§ WHAT IS NEEDED:
Transcribe the lines of the records below exactly, starting with the line that contains "tab-mule-palette[interactable]: Mule Palette" and going on through the line that contains "gear-icon[interactable]: ⚙ [1555, 35, 1569, 55]", both included.

§ DATA SUPPLIED:
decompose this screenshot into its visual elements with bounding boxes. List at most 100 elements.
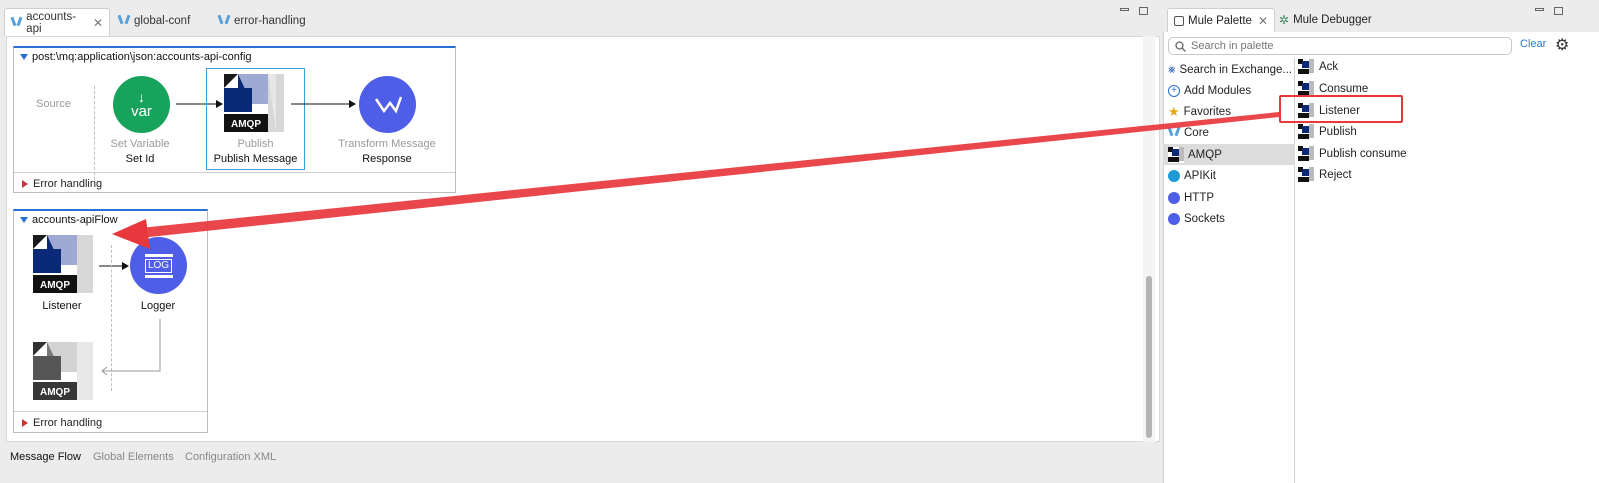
tab-mule-palette[interactable]: Mule Palette ✕ [1167, 8, 1275, 32]
component-type: Set Variable [110, 138, 170, 150]
source-label: Source [36, 98, 71, 110]
logger-component[interactable]: LOG [130, 237, 187, 294]
error-handling-section[interactable]: Error handling [14, 411, 207, 433]
amqp-icon: AMQP [33, 342, 93, 400]
mule-icon [218, 15, 230, 27]
operation-label: Publish [1319, 126, 1357, 138]
flow-accounts-api[interactable]: accounts-apiFlow AMQP Listener LOG Logge… [13, 209, 208, 433]
operation-publish[interactable]: Publish [1298, 122, 1357, 142]
amqp-icon [1298, 124, 1314, 140]
transform-message-component[interactable] [359, 76, 416, 133]
sockets-icon [1168, 212, 1180, 225]
operation-label: Ack [1319, 61, 1339, 73]
collapse-icon[interactable] [20, 54, 28, 60]
maximize-icon[interactable] [1554, 7, 1563, 15]
error-handling-label: Error handling [33, 416, 103, 429]
category-sockets[interactable]: Sockets [1163, 208, 1295, 229]
component-type: Publish [237, 138, 274, 150]
var-icon: ↓ var [131, 89, 152, 120]
expand-icon[interactable] [22, 418, 28, 427]
palette-tab-bar: Mule Palette ✕ ✲ Mule Debugger [1163, 0, 1599, 32]
mule-icon [1168, 127, 1180, 139]
svg-text:AMQP: AMQP [40, 387, 70, 398]
category-apikit[interactable]: APIKit [1163, 165, 1295, 186]
error-handling-label: Error handling [33, 177, 103, 190]
add-icon: + [1168, 84, 1180, 97]
category-amqp[interactable]: AMQP [1163, 144, 1295, 165]
tab-configuration-xml[interactable]: Configuration XML [185, 451, 276, 463]
amqp-icon [1168, 146, 1184, 163]
tab-message-flow[interactable]: Message Flow [10, 451, 81, 463]
expand-icon[interactable] [22, 179, 28, 188]
set-variable-component[interactable]: ↓ var [113, 76, 170, 133]
category-core[interactable]: Core [1163, 122, 1295, 143]
svg-text:AMQP: AMQP [231, 119, 261, 130]
category-label: Search in Exchange... [1179, 63, 1292, 76]
category-add-modules[interactable]: + Add Modules [1163, 80, 1295, 101]
flow-title[interactable]: accounts-apiFlow [20, 214, 118, 226]
log-icon: LOG [144, 253, 173, 278]
mule-icon [11, 17, 22, 29]
source-divider [94, 86, 95, 180]
transform-icon [374, 96, 402, 114]
component-name: Publish Message [213, 153, 298, 165]
amqp-icon: AMQP [224, 74, 284, 132]
gear-icon[interactable]: ⚙ [1555, 35, 1569, 55]
listener-highlight-box [1279, 95, 1403, 123]
tab-error-handling[interactable]: error-handling [212, 10, 312, 32]
amqp-icon [1298, 59, 1314, 75]
debugger-icon: ✲ [1279, 13, 1290, 27]
flow-title[interactable]: post:\mq:application\json:accounts-api-c… [20, 51, 252, 63]
maximize-icon[interactable] [1139, 7, 1148, 15]
operation-reject[interactable]: Reject [1298, 165, 1352, 185]
category-favorites[interactable]: ★ Favorites [1163, 101, 1295, 122]
minimize-icon[interactable] [1535, 8, 1544, 11]
tab-global-conf[interactable]: global-conf [112, 10, 196, 32]
scrollbar-thumb[interactable] [1146, 276, 1152, 438]
tab-accounts-api[interactable]: accounts-api ✕ [4, 8, 110, 36]
clear-button[interactable]: Clear [1520, 38, 1546, 50]
category-http[interactable]: HTTP [1163, 187, 1295, 208]
amqp-icon[interactable]: AMQP [33, 235, 93, 295]
category-label: Favorites [1183, 105, 1231, 118]
collapse-icon[interactable] [20, 217, 28, 223]
component-name: Logger [140, 300, 176, 312]
close-icon[interactable]: ✕ [1258, 14, 1268, 28]
category-label: Core [1184, 126, 1209, 139]
http-icon [1168, 191, 1180, 204]
amqp-icon [1298, 167, 1314, 183]
minimize-icon[interactable] [1120, 8, 1129, 11]
category-label: Add Modules [1184, 84, 1252, 97]
connector-arrow [99, 262, 129, 270]
component-type: Transform Message [338, 138, 436, 150]
tab-global-elements[interactable]: Global Elements [93, 451, 174, 463]
amqp-icon [1298, 146, 1314, 162]
svg-text:AMQP: AMQP [40, 280, 70, 291]
star-icon: ★ [1168, 103, 1180, 119]
apikit-icon [1168, 169, 1180, 182]
tab-label: global-conf [134, 15, 191, 27]
tab-mule-debugger[interactable]: ✲ Mule Debugger [1273, 8, 1378, 32]
category-label: APIKit [1184, 169, 1216, 182]
category-label: HTTP [1184, 191, 1215, 204]
exchange-icon: ⨳ [1168, 62, 1176, 76]
search-input[interactable] [1191, 40, 1491, 52]
palette-search[interactable] [1168, 37, 1512, 55]
close-icon[interactable]: ✕ [93, 16, 103, 30]
editor-tab-bar: accounts-api ✕ global-conf error-handlin… [0, 0, 1160, 36]
category-search-exchange[interactable]: ⨳ Search in Exchange... [1163, 59, 1295, 80]
search-icon [1175, 40, 1186, 52]
operation-label: Reject [1319, 169, 1352, 181]
operation-ack[interactable]: Ack [1298, 57, 1338, 77]
component-name: Listener [42, 300, 82, 312]
flow-post-accounts[interactable]: post:\mq:application\json:accounts-api-c… [13, 46, 456, 193]
tab-label: accounts-api [26, 10, 77, 35]
tab-label: Mule Palette [1188, 14, 1252, 27]
operation-publish-consume[interactable]: Publish consume [1298, 144, 1407, 164]
flow-title-text: post:\mq:application\json:accounts-api-c… [32, 51, 252, 63]
tab-label: error-handling [234, 15, 306, 27]
component-name: Response [362, 153, 412, 165]
operation-label: Publish consume [1319, 148, 1407, 160]
mule-icon [118, 15, 130, 27]
error-handling-section[interactable]: Error handling [14, 172, 455, 194]
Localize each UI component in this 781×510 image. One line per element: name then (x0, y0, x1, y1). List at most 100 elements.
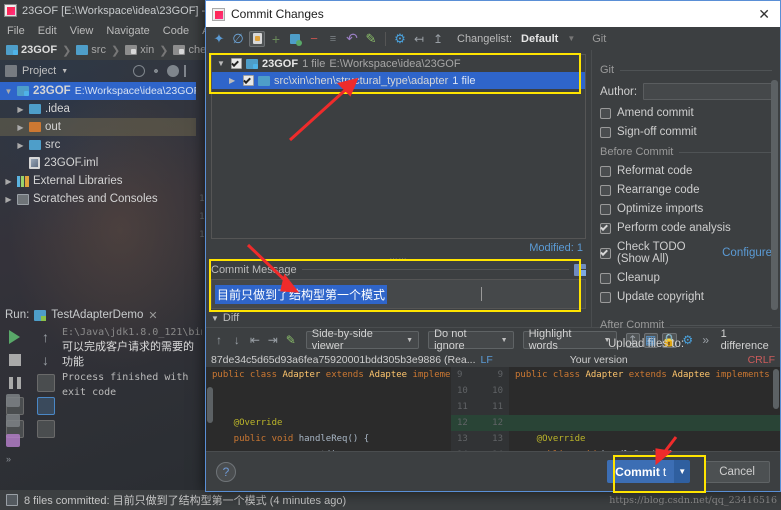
expand-arrow-icon[interactable]: ▶ (229, 76, 239, 85)
print-icon[interactable] (36, 420, 55, 438)
commit-message-input[interactable]: 目前只做到了结构型第一个模式 (211, 279, 586, 309)
ignore-mode-combo[interactable]: Do not ignore ▼ (428, 328, 514, 352)
cleanup-checkbox[interactable] (600, 272, 611, 284)
check-todo-checkbox[interactable] (600, 247, 611, 259)
changed-files-tree[interactable]: ▼ 23GOF 1 file E:\Workspace\idea\23GOF ▶… (211, 54, 586, 239)
menu-item-edit[interactable]: Edit (38, 25, 57, 37)
export-icon[interactable] (6, 394, 20, 407)
move-to-changelist-icon[interactable] (287, 31, 303, 47)
menu-item-code[interactable]: Code (163, 25, 189, 37)
reformat-code-row[interactable]: Reformat code (600, 165, 772, 177)
show-diff-icon[interactable] (249, 30, 265, 47)
author-field[interactable] (643, 83, 772, 100)
tree-row[interactable]: ▶ .idea (0, 100, 196, 118)
diff-section-header[interactable]: ▼ Diff (206, 309, 591, 324)
expand-arrow-icon[interactable]: ▶ (16, 105, 25, 114)
diff-left-scrollbar[interactable] (207, 387, 213, 423)
rearrange-code-row[interactable]: Rearrange code (600, 184, 772, 196)
sign-off-commit-checkbox[interactable] (600, 126, 611, 138)
tree-row[interactable]: ▶ src (0, 136, 196, 154)
edit-source-icon[interactable]: ✎ (284, 333, 298, 348)
collapse-all-icon[interactable]: ↥ (430, 31, 446, 47)
menu-item-navigate[interactable]: Navigate (106, 25, 149, 37)
up-arrow-icon[interactable] (37, 328, 55, 346)
delete-icon[interactable]: − (306, 31, 322, 47)
expand-arrow-icon[interactable]: ▶ (4, 177, 13, 186)
optimize-imports-checkbox[interactable] (600, 203, 611, 215)
expand-arrow-icon[interactable]: ▶ (4, 195, 13, 204)
diff-content[interactable]: public class Adapter extends Adaptee imp… (206, 367, 780, 451)
next-difference-icon[interactable]: ↓ (230, 333, 244, 348)
rerun-button[interactable] (6, 328, 24, 346)
gear-icon[interactable] (167, 65, 179, 77)
tree-row[interactable]: ▼ 23GOF E:\Workspace\idea\23GOF (0, 82, 196, 100)
optimize-imports-row[interactable]: Optimize imports (600, 203, 772, 215)
settings-icon[interactable]: ⚙ (392, 31, 408, 47)
menu-item-view[interactable]: View (70, 25, 94, 37)
perform-code-analysis-checkbox[interactable] (600, 222, 611, 234)
apply-left-icon[interactable]: ⇤ (248, 333, 262, 348)
commit-history-icon[interactable] (574, 263, 587, 277)
close-icon[interactable]: ✕ (148, 309, 157, 322)
splitter-handle[interactable]: ⋯⋯ (206, 254, 591, 263)
file-tree-row[interactable]: ▶ src\xin\chen\structural_type\adapter 1… (212, 72, 585, 89)
expand-all-icon[interactable]: ↤ (411, 31, 427, 47)
update-copyright-row[interactable]: Update copyright (600, 291, 772, 303)
project-tree[interactable]: ▼ 23GOF E:\Workspace\idea\23GOF ▶ .idea … (0, 82, 196, 300)
dialog-toolbar[interactable]: ✦ ∅ + − ≡ ↶ ✎ ⚙ ↤ ↥ Changelist: Default … (206, 27, 780, 50)
expand-arrow-icon[interactable]: ▼ (4, 87, 13, 96)
viewer-mode-combo[interactable]: Side-by-side viewer ▼ (305, 328, 420, 352)
update-copyright-checkbox[interactable] (600, 291, 611, 303)
menu-item-file[interactable]: File (7, 25, 25, 37)
amend-commit-checkbox[interactable] (600, 107, 611, 119)
chevron-down-icon[interactable]: ▼ (61, 68, 68, 75)
tree-row[interactable]: ▶ Scratches and Consoles (0, 190, 196, 208)
breadcrumb-item-src[interactable]: src (76, 44, 106, 56)
add-icon[interactable]: + (268, 31, 284, 47)
diff-right-scrollbar[interactable] (773, 369, 779, 409)
diff-right-pane[interactable]: public class Adapter extends Adaptee imp… (509, 367, 780, 451)
perform-code-analysis-row[interactable]: Perform code analysis (600, 222, 772, 234)
revert-icon[interactable]: ↶ (344, 30, 360, 47)
check-todo-row[interactable]: Check TODO (Show All) Configure (600, 241, 772, 265)
expand-arrow-icon[interactable]: ▼ (211, 314, 219, 323)
stop-button[interactable] (6, 351, 24, 369)
scrollbar-thumb[interactable] (771, 80, 778, 310)
rearrange-code-checkbox[interactable] (600, 184, 611, 196)
breadcrumb-item-project[interactable]: 23GOF (6, 44, 57, 56)
expand-arrow-icon[interactable]: ▼ (217, 59, 227, 68)
breadcrumb-item-xin[interactable]: xin (125, 44, 154, 56)
changelist-value[interactable]: Default (521, 33, 558, 45)
previous-difference-icon[interactable]: ↑ (212, 333, 226, 348)
more-icon[interactable]: » (6, 454, 20, 467)
cleanup-row[interactable]: Cleanup (600, 272, 772, 284)
settings-pin-icon[interactable] (6, 434, 20, 447)
tree-row[interactable]: ▶ out (0, 118, 196, 136)
chevron-down-icon[interactable]: ▼ (567, 34, 575, 43)
group-by-icon[interactable]: ≡ (325, 31, 341, 47)
sign-off-commit-row[interactable]: Sign-off commit (600, 126, 772, 138)
tree-row[interactable]: ▶ External Libraries (0, 172, 196, 190)
reformat-code-checkbox[interactable] (600, 165, 611, 177)
run-tab-label[interactable]: TestAdapterDemo (51, 309, 143, 321)
expand-arrow-icon[interactable]: ▶ (16, 123, 25, 132)
hide-icon[interactable] (184, 65, 196, 77)
file-checkbox[interactable] (243, 75, 254, 86)
file-checkbox[interactable] (231, 58, 242, 69)
apply-right-icon[interactable]: ⇥ (266, 333, 280, 348)
close-icon[interactable]: ✕ (754, 6, 774, 23)
help-button[interactable]: ? (216, 461, 236, 482)
rollback-refresh-icon[interactable]: ∅ (230, 31, 246, 47)
commit-dropdown-arrow[interactable]: ▼ (674, 460, 691, 483)
configure-link[interactable]: Configure (722, 247, 772, 259)
amend-commit-row[interactable]: Amend commit (600, 107, 772, 119)
cancel-button[interactable]: Cancel (704, 460, 770, 483)
commit-button[interactable]: Commit t (607, 460, 675, 483)
diff-left-pane[interactable]: public class Adapter extends Adaptee imp… (206, 367, 451, 451)
scroll-to-end-icon[interactable] (36, 397, 55, 415)
options-scrollbar[interactable] (771, 80, 778, 320)
tree-row[interactable]: 23GOF.iml (0, 154, 196, 172)
expand-arrow-icon[interactable]: ▶ (16, 141, 25, 150)
target-icon[interactable] (150, 65, 162, 77)
console-icon[interactable] (6, 414, 20, 427)
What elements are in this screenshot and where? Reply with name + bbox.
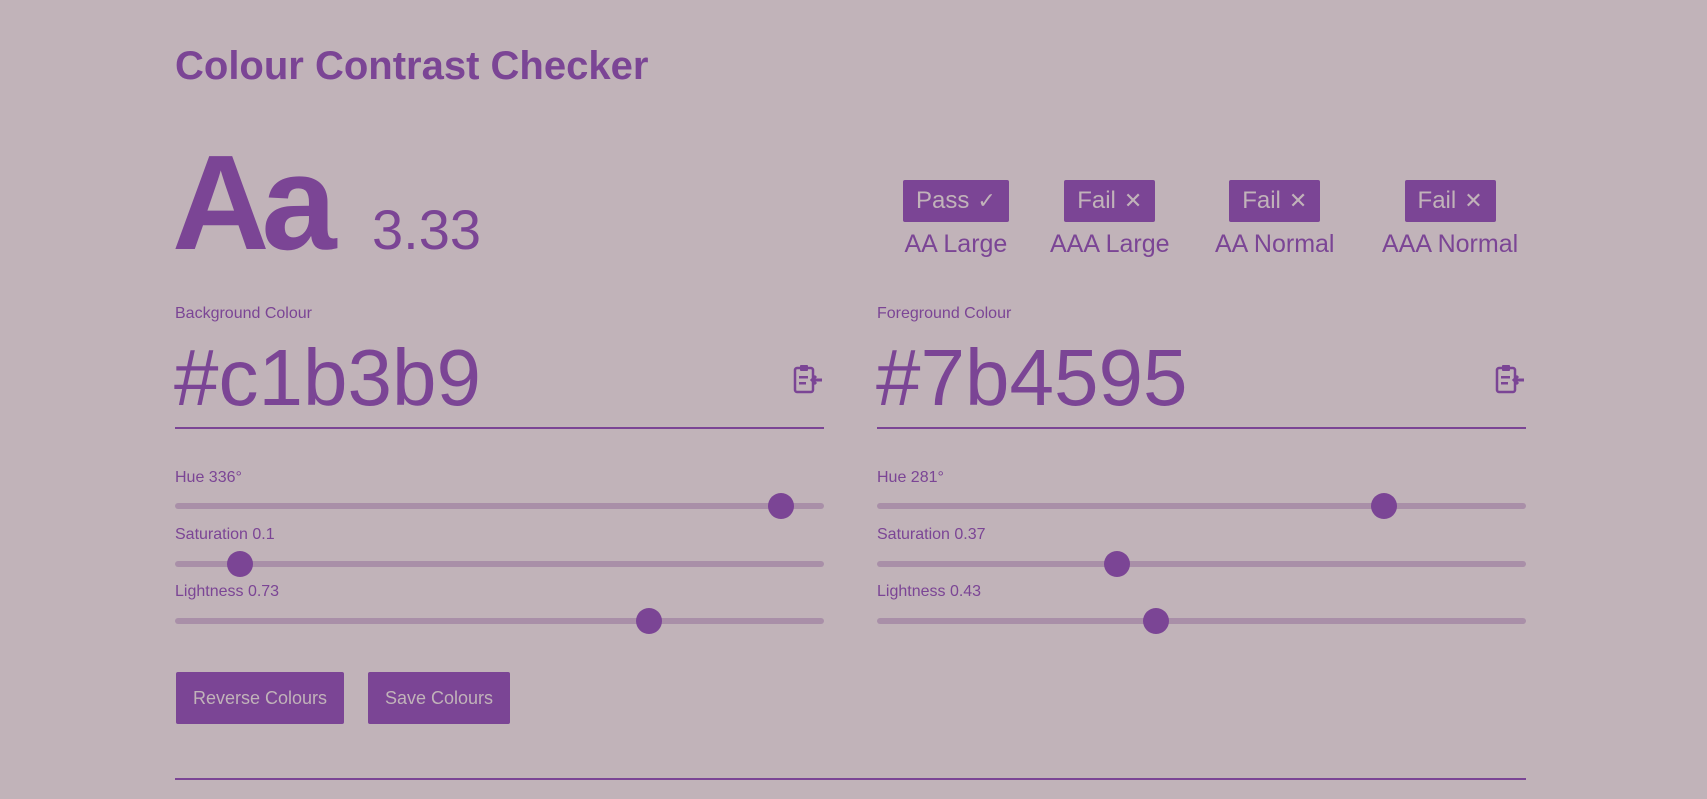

§ EXPECTED ANSWER:
tab-mule-palette[interactable]: Mule Palette ✕ [1167, 8, 1275, 32]
component-type: Set Variable [110, 138, 170, 150]
source-label: Source [36, 98, 71, 110]
logger-component[interactable]: LOG [130, 237, 187, 294]
error-handling-section[interactable]: Error handling [14, 411, 207, 433]
amqp-icon: AMQP [33, 342, 93, 400]
mule-icon [218, 15, 230, 27]
operation-label: Publish [1319, 126, 1357, 138]
flow-accounts-api[interactable]: accounts-apiFlow AMQP Listener LOG Logge… [13, 209, 208, 433]
operation-publish[interactable]: Publish [1298, 122, 1357, 142]
amqp-icon [1298, 124, 1314, 140]
transform-message-component[interactable] [359, 76, 416, 133]
sockets-icon [1168, 212, 1180, 225]
operation-label: Ack [1319, 61, 1339, 73]
collapse-icon[interactable] [20, 54, 28, 60]
maximize-icon[interactable] [1554, 7, 1563, 15]
error-handling-label: Error handling [33, 416, 103, 429]
category-sockets[interactable]: Sockets [1163, 208, 1295, 229]
component-type: Publish [237, 138, 274, 150]
var-icon: ↓ var [131, 89, 152, 120]
expand-icon[interactable] [22, 418, 28, 427]
palette-tab-bar: Mule Palette ✕ ✲ Mule Debugger [1163, 0, 1599, 32]
mule-icon [1168, 127, 1180, 139]
svg-text:AMQP: AMQP [40, 387, 70, 398]
category-apikit[interactable]: APIKit [1163, 165, 1295, 186]
error-handling-label: Error handling [33, 177, 103, 190]
add-icon: + [1168, 84, 1180, 97]
category-amqp[interactable]: AMQP [1163, 144, 1295, 165]
tab-configuration-xml[interactable]: Configuration XML [185, 451, 276, 463]
amqp-icon [1168, 146, 1184, 163]
tab-message-flow[interactable]: Message Flow [10, 451, 81, 463]
expand-icon[interactable] [22, 179, 28, 188]
set-variable-component[interactable]: ↓ var [113, 76, 170, 133]
category-core[interactable]: Core [1163, 122, 1295, 143]
svg-text:AMQP: AMQP [231, 119, 261, 130]
category-label: Search in Exchange... [1179, 63, 1292, 76]
category-add-modules[interactable]: + Add Modules [1163, 80, 1295, 101]
flow-title[interactable]: accounts-apiFlow [20, 214, 118, 226]
log-icon: LOG [144, 253, 173, 278]
mule-icon [11, 17, 22, 29]
source-divider [94, 86, 95, 180]
transform-icon [374, 96, 402, 114]
component-name: Publish Message [213, 153, 298, 165]
amqp-icon: AMQP [224, 74, 284, 132]
gear-icon[interactable]: ⚙ [1555, 35, 1569, 55]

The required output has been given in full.